(Data items)
· · · ·
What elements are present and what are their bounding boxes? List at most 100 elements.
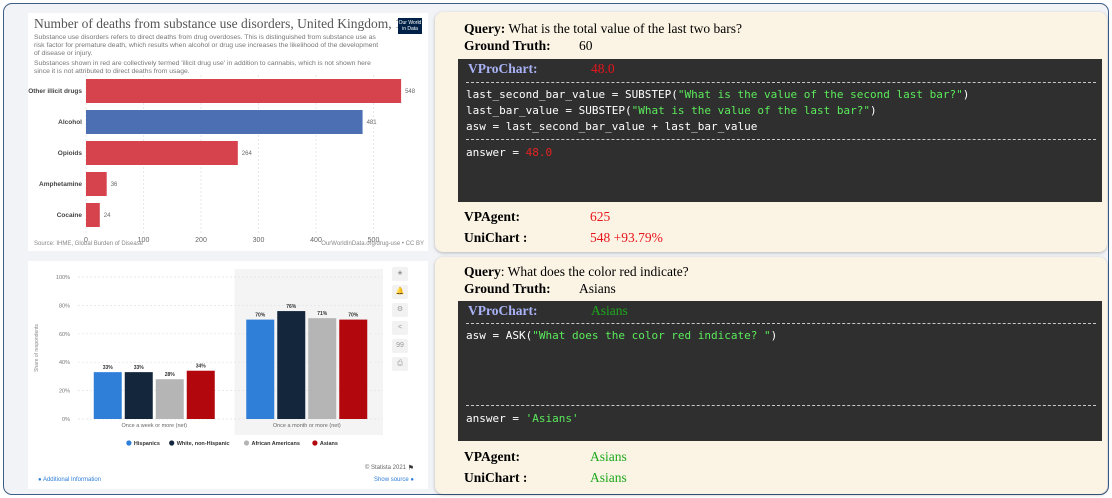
legend-marker bbox=[243, 440, 250, 446]
vpagent-answer: Asians bbox=[590, 449, 627, 464]
code-answer-line: answer = 48.0 bbox=[466, 146, 553, 159]
bar-value-label: 264 bbox=[242, 151, 253, 157]
y-tick-label: 0% bbox=[62, 417, 70, 423]
code-divider bbox=[466, 323, 1096, 324]
bar-value-label: 28% bbox=[165, 372, 176, 378]
code-line: asw = ASK("What does the color red indic… bbox=[466, 329, 778, 342]
category-label: Cocaine bbox=[57, 212, 83, 219]
vpagent-label: VPAgent: bbox=[464, 209, 520, 224]
x-tick-label: Once a month or more (net) bbox=[273, 423, 341, 429]
ground-truth-label: Ground Truth: bbox=[464, 38, 551, 53]
x-tick-label: Once a week or more (net) bbox=[122, 423, 188, 429]
bar bbox=[86, 110, 363, 134]
ground-truth-label: Ground Truth: bbox=[464, 281, 551, 296]
x-tick-label: 400 bbox=[310, 237, 322, 244]
unichart-label: UniChart : bbox=[464, 470, 528, 485]
bar-value-label: 36 bbox=[111, 182, 118, 188]
bar bbox=[246, 319, 275, 419]
star-icon[interactable]: ★ bbox=[392, 267, 408, 281]
unichart-label: UniChart : bbox=[464, 230, 528, 245]
query-label: Query bbox=[464, 264, 501, 279]
category-label: Opioids bbox=[58, 150, 83, 157]
bar-value-label: 71% bbox=[317, 311, 328, 317]
bar bbox=[308, 318, 337, 419]
legend-marker bbox=[126, 440, 132, 446]
x-tick-label: 200 bbox=[195, 237, 207, 244]
y-tick-label: 20% bbox=[59, 389, 70, 395]
vprochart-answer: Asians bbox=[591, 303, 628, 318]
bell-icon[interactable]: 🔔 bbox=[392, 285, 408, 299]
bar-value-label: 70% bbox=[255, 313, 266, 319]
code-divider bbox=[466, 139, 1096, 140]
legend-marker bbox=[312, 440, 318, 446]
example-card-color-meaning: Query: What does the color red indicate?… bbox=[435, 257, 1107, 494]
ground-truth-value: 60 bbox=[579, 38, 593, 53]
bar bbox=[86, 79, 402, 103]
category-label: Amphetamine bbox=[39, 181, 82, 188]
code-divider bbox=[466, 405, 1096, 406]
chart-license-link[interactable]: OurWorldInData.org/drug-use • CC BY bbox=[321, 241, 424, 247]
query-line: Query: What is the total value of the la… bbox=[464, 21, 742, 37]
y-tick-label: 100% bbox=[56, 275, 70, 281]
statista-chart-panel: 0% 20% 40% 60% 80% 100% Share of respondents 33… bbox=[28, 261, 428, 489]
print-icon[interactable]: ⎙ bbox=[392, 357, 408, 371]
chart-source: Source: IHME, Global Burden of Disease bbox=[34, 241, 144, 247]
code-line: asw = last_second_bar_value + last_bar_v… bbox=[466, 120, 758, 133]
bar-value-label: 33% bbox=[134, 365, 145, 371]
vprochart-label: VProChart: bbox=[468, 303, 538, 318]
quote-icon[interactable]: 99 bbox=[392, 339, 408, 353]
bar bbox=[186, 370, 215, 419]
query-line: Query: What does the color red indicate? bbox=[464, 264, 689, 280]
category-label: Other illicit drugs bbox=[28, 88, 82, 95]
bar bbox=[86, 203, 100, 227]
bar-value-label: 76% bbox=[286, 304, 297, 310]
bar-value-label: 33% bbox=[103, 365, 114, 371]
gear-icon[interactable]: ⚙ bbox=[392, 303, 408, 317]
unichart-answer: Asians bbox=[590, 470, 627, 485]
code-divider bbox=[466, 82, 1096, 83]
bar-value-label: 70% bbox=[348, 313, 359, 319]
legend-label: White, non-Hispanic bbox=[177, 441, 230, 447]
statista-copyright: © Statista 2021 bbox=[364, 465, 406, 471]
vpagent-answer: 625 bbox=[590, 209, 611, 224]
legend-label: Hispanics bbox=[134, 441, 160, 447]
x-tick-label: 300 bbox=[253, 237, 265, 244]
y-axis-label: Share of respondents bbox=[34, 324, 40, 372]
show-source-link[interactable]: Show source ● bbox=[374, 477, 414, 483]
bar-value-label: 34% bbox=[196, 364, 207, 370]
legend-label: Asians bbox=[320, 441, 338, 447]
additional-information-label: Additional Information bbox=[42, 477, 102, 483]
query-text: : What does the color red indicate? bbox=[500, 264, 689, 279]
bar bbox=[93, 372, 122, 419]
bar-value-label: 481 bbox=[367, 120, 378, 126]
query-label: Query: bbox=[464, 21, 506, 36]
horizontal-bar-chart: 0 100 200 300 400 500Other illicit drugs 548Al… bbox=[28, 75, 416, 244]
statista-toolbar: ★ 🔔 ⚙ < 99 ⎙ bbox=[392, 267, 410, 379]
y-tick-label: 80% bbox=[59, 303, 70, 309]
vprochart-label: VProChart: bbox=[468, 61, 538, 76]
y-tick-label: 40% bbox=[59, 360, 70, 366]
y-tick-label: 60% bbox=[59, 332, 70, 338]
vprochart-program-block: VProChart: 48.0 last_second_bar_value = … bbox=[458, 59, 1102, 202]
ground-truth-value: Asians bbox=[579, 281, 616, 296]
substance-deaths-chart-panel: Number of deaths from substance use diso… bbox=[28, 13, 428, 251]
code-answer-line: answer = 'Asians' bbox=[466, 412, 579, 425]
legend-marker bbox=[169, 440, 175, 446]
bar-value-label: 548 bbox=[405, 89, 416, 95]
additional-information-link[interactable]: ● Additional Information bbox=[38, 477, 101, 483]
category-label: Alcohol bbox=[58, 119, 82, 126]
bar bbox=[155, 379, 184, 419]
vprochart-answer: 48.0 bbox=[591, 61, 615, 76]
grouped-bar-chart: 0% 20% 40% 60% 80% 100% Share of respondents 33… bbox=[34, 269, 383, 447]
query-text: What is the total value of the last two … bbox=[505, 21, 742, 36]
vpagent-label: VPAgent: bbox=[464, 449, 520, 464]
info-icon: ● bbox=[408, 477, 414, 483]
bar-value-label: 24 bbox=[104, 213, 111, 219]
share-icon[interactable]: < bbox=[392, 321, 408, 335]
code-line: last_second_bar_value = SUBSTEP("What is… bbox=[466, 88, 970, 101]
example-card-total-value: Query: What is the total value of the la… bbox=[435, 12, 1107, 252]
code-line: last_bar_value = SUBSTEP("What is the va… bbox=[466, 104, 877, 117]
vprochart-program-block: VProChart: Asians asw = ASK("What does t… bbox=[458, 301, 1102, 441]
unichart-answer: 548 +93.79% bbox=[590, 230, 663, 245]
bar bbox=[86, 141, 238, 165]
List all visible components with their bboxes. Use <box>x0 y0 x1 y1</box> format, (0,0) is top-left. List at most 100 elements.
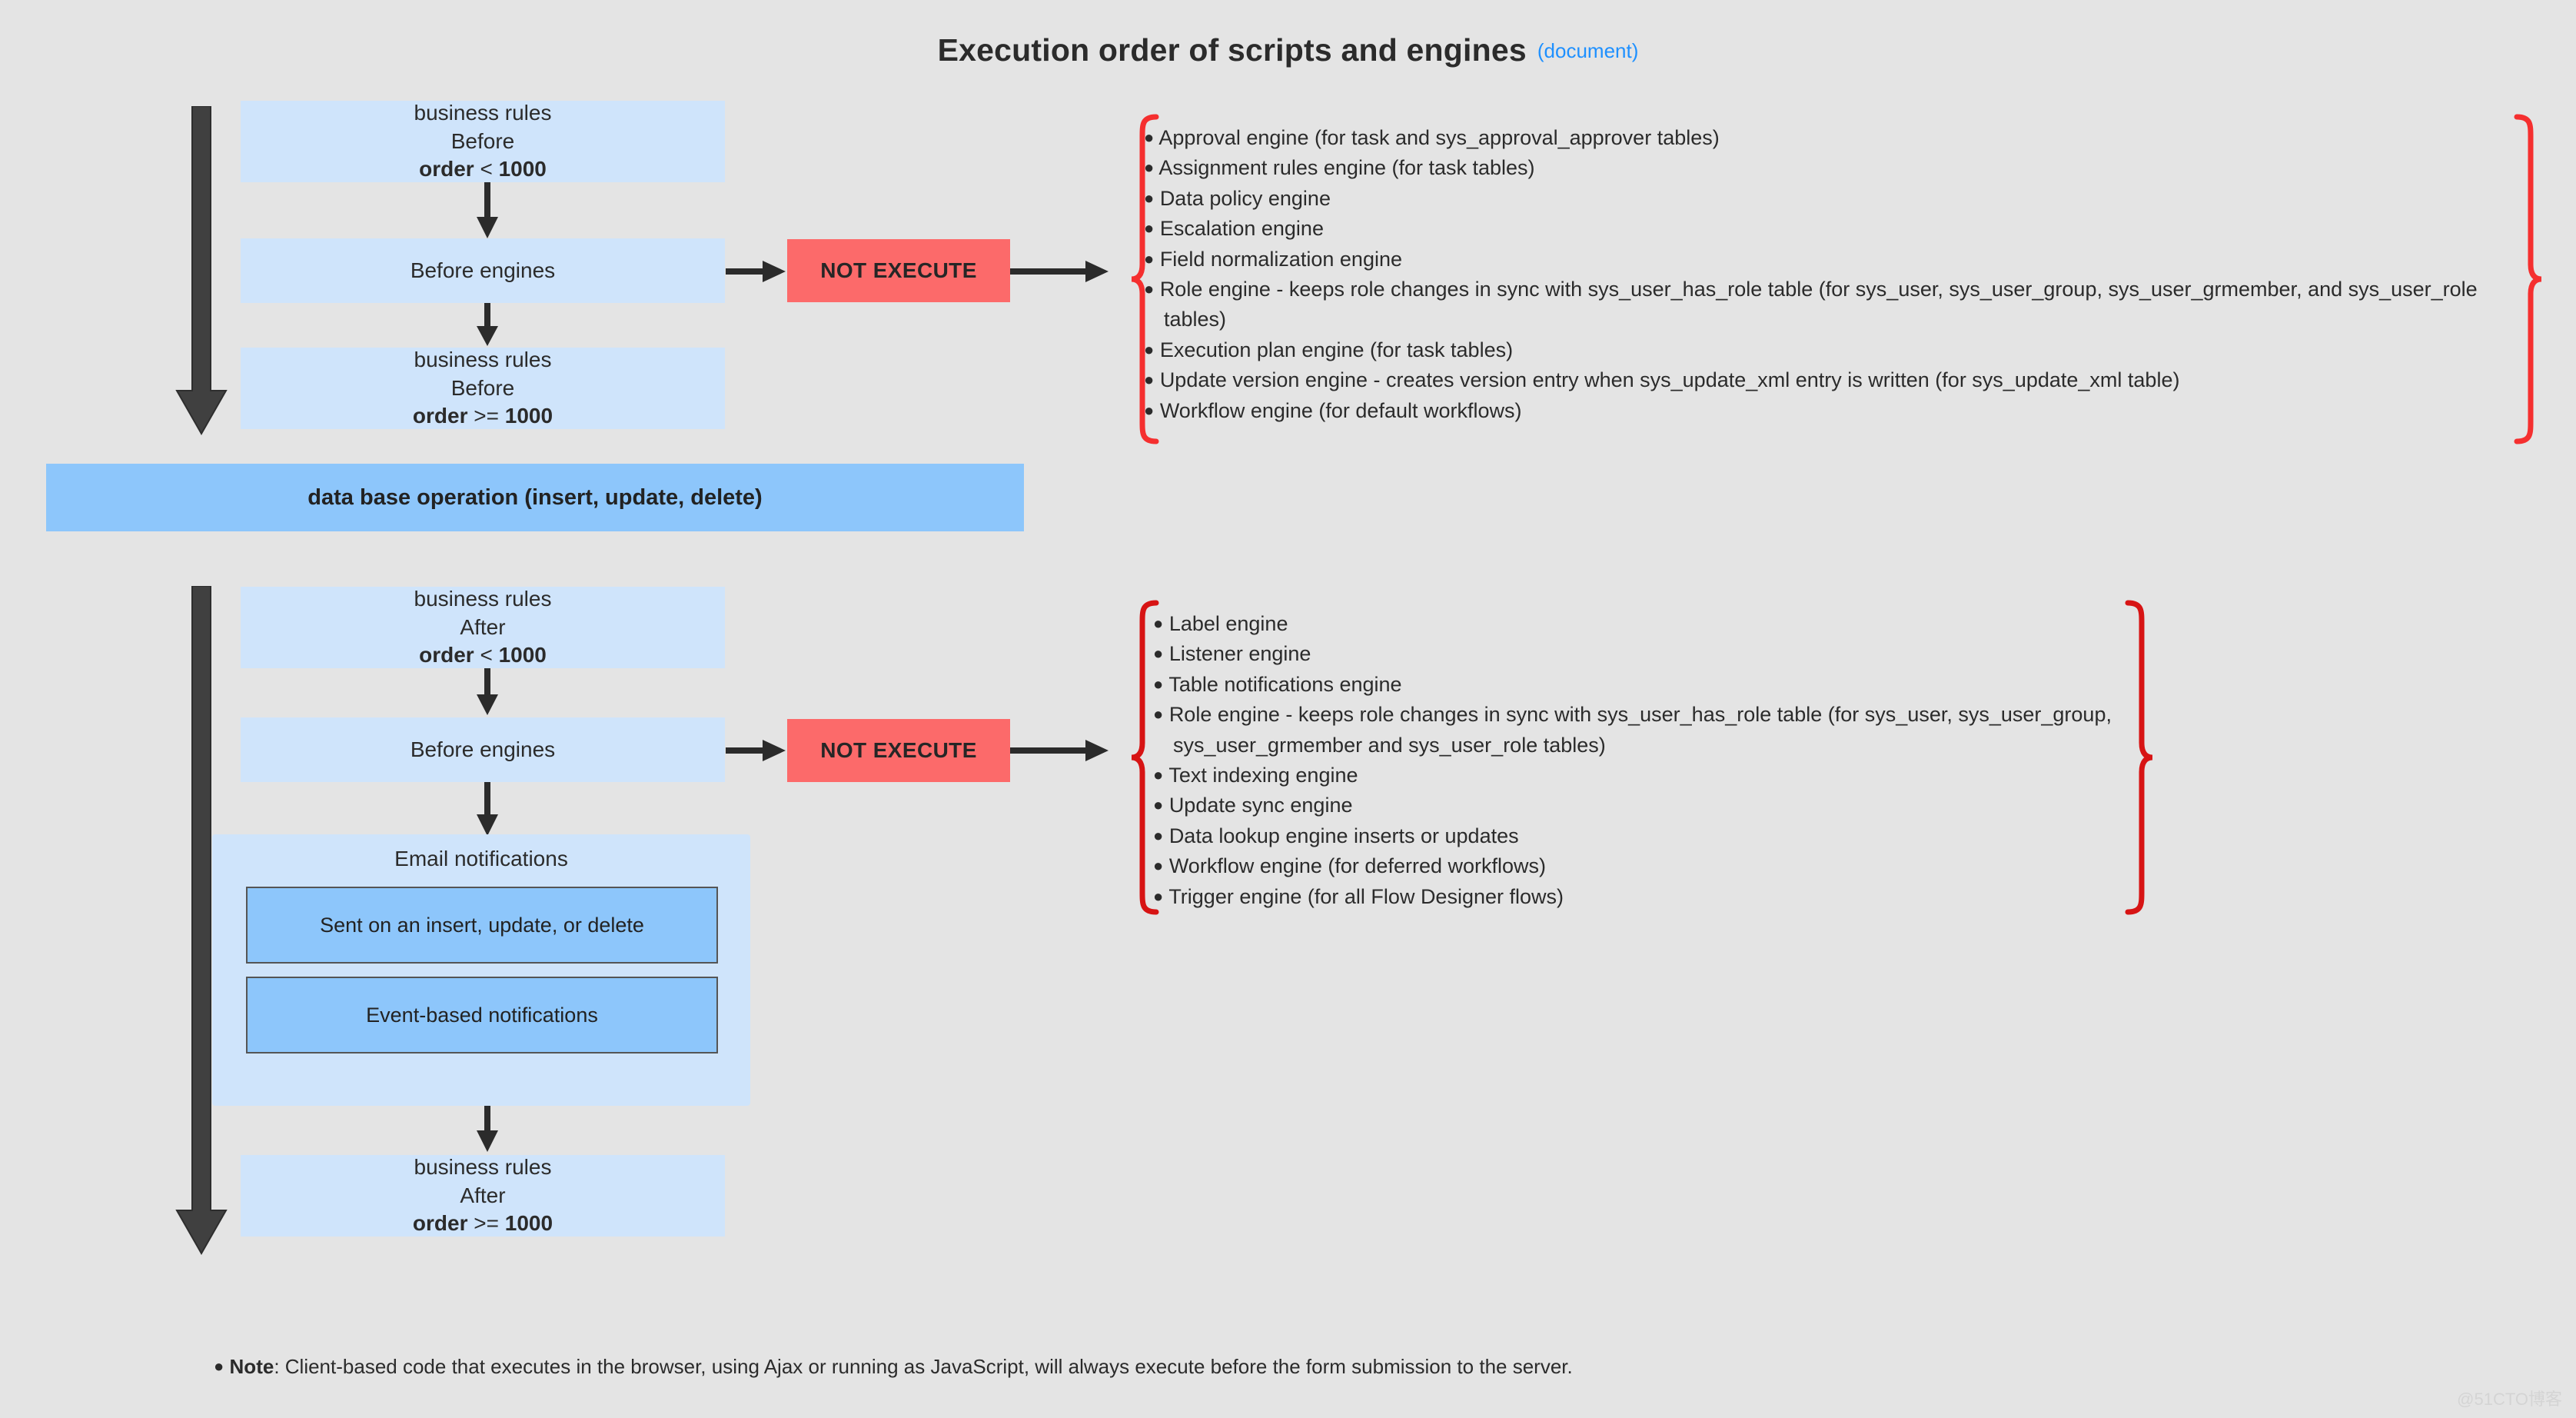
not-execute-box-top: NOT EXECUTE <box>787 239 1010 302</box>
engine-item-text: Execution plan engine (for task tables) <box>1159 338 1514 361</box>
watermark: @51CTO博客 <box>2457 1390 2562 1409</box>
box-line-1: business rules <box>414 348 552 372</box>
arrow-right-to-not-execute-top <box>726 261 786 282</box>
bullet-icon: ● <box>1153 825 1164 845</box>
engines-bottom-list: ● Label engine ● Listener engine ● Table… <box>1153 609 2133 912</box>
box-order-line: order >= 1000 <box>413 402 553 430</box>
bullet-icon: ● <box>1144 158 1155 178</box>
engine-item: ● Update version engine - creates versio… <box>1144 365 2520 395</box>
box-line-1: business rules <box>414 1155 552 1180</box>
engine-item: ● Workflow engine (for deferred workflow… <box>1153 851 2133 881</box>
engine-item-text: Text indexing engine <box>1168 764 1358 787</box>
bullet-icon: ● <box>214 1356 224 1376</box>
notification-box-insert-update-delete: Sent on an insert, update, or delete <box>246 887 718 964</box>
order-comparator: >= <box>474 404 499 428</box>
flow-box-business-rules-before-gte-1000: business rules Before order >= 1000 <box>241 348 725 429</box>
engine-item-text: Role engine - keeps role changes in sync… <box>1168 703 2112 757</box>
engine-item-text: Approval engine (for task and sys_approv… <box>1158 126 1720 149</box>
order-comparator: >= <box>474 1211 499 1236</box>
bullet-icon: ● <box>1144 370 1155 390</box>
engine-item-text: Listener engine <box>1168 642 1311 666</box>
order-value: 1000 <box>498 643 547 667</box>
bullet-icon: ● <box>1144 400 1155 420</box>
note-separator: : <box>274 1355 285 1378</box>
bullet-icon: ● <box>1153 886 1164 906</box>
flow-box-business-rules-after-gte-1000: business rules After order >= 1000 <box>241 1155 725 1237</box>
page-title-text: Execution order of scripts and engines <box>937 32 1527 68</box>
bullet-icon: ● <box>1144 188 1155 208</box>
document-tag: (document) <box>1537 39 1639 62</box>
note-text: Client-based code that executes in the b… <box>284 1355 1573 1378</box>
engine-item: ● Role engine - keeps role changes in sy… <box>1144 275 2520 335</box>
flow-box-business-rules-after-lt-1000: business rules After order < 1000 <box>241 587 725 668</box>
order-label: order <box>412 1211 468 1236</box>
box-order-line: order >= 1000 <box>413 1210 553 1237</box>
box-line-2: After <box>460 1183 506 1207</box>
flow-box-before-engines-bottom: Before engines <box>241 717 725 782</box>
engine-item: ● Execution plan engine (for task tables… <box>1144 335 2520 365</box>
bullet-icon: ● <box>1153 614 1164 633</box>
notification-box-label: Sent on an insert, update, or delete <box>320 913 644 937</box>
engine-item: ● Field normalization engine <box>1144 245 2520 275</box>
engine-item: ● Label engine <box>1153 609 2133 639</box>
notification-box-event-based: Event-based notifications <box>246 977 718 1054</box>
bullet-icon: ● <box>1153 856 1164 876</box>
order-label: order <box>419 643 474 667</box>
database-operation-label: data base operation (insert, update, del… <box>307 484 763 510</box>
not-execute-label: NOT EXECUTE <box>820 738 977 762</box>
order-value: 1000 <box>498 157 547 181</box>
arrow-right-to-not-execute-bottom <box>726 740 786 761</box>
diagram-canvas: Execution order of scripts and engines (d… <box>0 0 2576 1418</box>
bullet-icon: ● <box>1153 795 1164 815</box>
email-notifications-title: Email notifications <box>394 847 568 870</box>
engine-item-text: Trigger engine (for all Flow Designer fl… <box>1168 884 1564 908</box>
not-execute-box-bottom: NOT EXECUTE <box>787 719 1010 782</box>
engine-item: ● Role engine - keeps role changes in sy… <box>1153 700 2133 761</box>
flow-box-business-rules-before-lt-1000: business rules Before order < 1000 <box>241 101 725 182</box>
arrow-down-bottom-2 <box>477 782 498 836</box>
arrow-right-from-not-execute-bottom <box>1010 740 1109 761</box>
arrow-down-bottom-3 <box>477 1106 498 1152</box>
box-line-2: Before <box>450 128 515 153</box>
bullet-icon: ● <box>1144 128 1155 147</box>
bullet-icon: ● <box>1144 218 1155 238</box>
engine-item: ● Escalation engine <box>1144 214 2520 244</box>
box-line-2: Before <box>450 375 515 400</box>
bullet-icon: ● <box>1153 644 1164 664</box>
engine-item-text: Escalation engine <box>1159 217 1324 241</box>
bullet-icon: ● <box>1153 765 1164 785</box>
order-comparator: < <box>480 643 493 667</box>
engine-item-text: Workflow engine (for default workflows) <box>1159 398 1522 422</box>
engine-item-text: Assignment rules engine (for task tables… <box>1158 156 1535 180</box>
engine-item: ● Table notifications engine <box>1153 670 2133 700</box>
engine-item: ● Data lookup engine inserts or updates <box>1153 821 2133 851</box>
engine-item: ● Listener engine <box>1153 639 2133 669</box>
engine-item: ● Workflow engine (for default workflows… <box>1144 396 2520 426</box>
footer-note: ● Note: Client-based code that executes … <box>214 1355 1573 1379</box>
page-title: Execution order of scripts and engines (d… <box>0 32 2576 68</box>
arrow-right-from-not-execute-top <box>1010 261 1109 282</box>
box-order-line: order < 1000 <box>419 641 547 669</box>
engine-item: ● Text indexing engine <box>1153 761 2133 791</box>
bullet-icon: ● <box>1144 248 1155 268</box>
flow-box-before-engines-top: Before engines <box>241 238 725 303</box>
engine-item-text: Update sync engine <box>1168 794 1353 817</box>
engine-item: ● Assignment rules engine (for task tabl… <box>1144 153 2520 183</box>
order-value: 1000 <box>504 1211 553 1236</box>
database-operation-bar: data base operation (insert, update, del… <box>46 464 1024 531</box>
engine-item: ● Update sync engine <box>1153 791 2133 821</box>
engine-item-text: Workflow engine (for deferred workflows) <box>1168 854 1546 878</box>
box-line-1: Before engines <box>410 737 556 761</box>
arrow-down-top-1 <box>477 182 498 238</box>
bullet-icon: ● <box>1153 674 1164 694</box>
box-line-2: After <box>460 614 506 639</box>
engines-top-list: ● Approval engine (for task and sys_appr… <box>1144 123 2520 426</box>
box-order-line: order < 1000 <box>419 155 547 183</box>
note-label: Note <box>229 1355 274 1378</box>
order-label: order <box>412 404 468 428</box>
flow-main-arrow-top <box>175 106 228 436</box>
engine-item-text: Field normalization engine <box>1159 247 1402 271</box>
engine-item-text: Data policy engine <box>1159 186 1331 210</box>
order-value: 1000 <box>504 404 553 428</box>
order-label: order <box>419 157 474 181</box>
· · · ·
* OBJECTIVE *
Please update the lines between the one holding "not-execute-box-top: NOT EXECUTE" and the one holding "bullet-icon: ● <box>1144 158 1155 178</box>", inclusive, by changing "business rules" to "business logic". Leave everything else in those lines unchanged.

* SOLUTION TO THIS PROBLEM *
not-execute-box-top: NOT EXECUTE <box>787 239 1010 302</box>
engine-item-text: Execution plan engine (for task tables) <box>1159 338 1514 361</box>
watermark: @51CTO博客 <box>2457 1390 2562 1409</box>
box-line-1: business logic <box>414 348 552 372</box>
arrow-right-to-not-execute-top <box>726 261 786 282</box>
bullet-icon: ● <box>1153 825 1164 845</box>
engines-bottom-list: ● Label engine ● Listener engine ● Table… <box>1153 609 2133 912</box>
box-order-line: order >= 1000 <box>413 402 553 430</box>
bullet-icon: ● <box>1144 158 1155 178</box>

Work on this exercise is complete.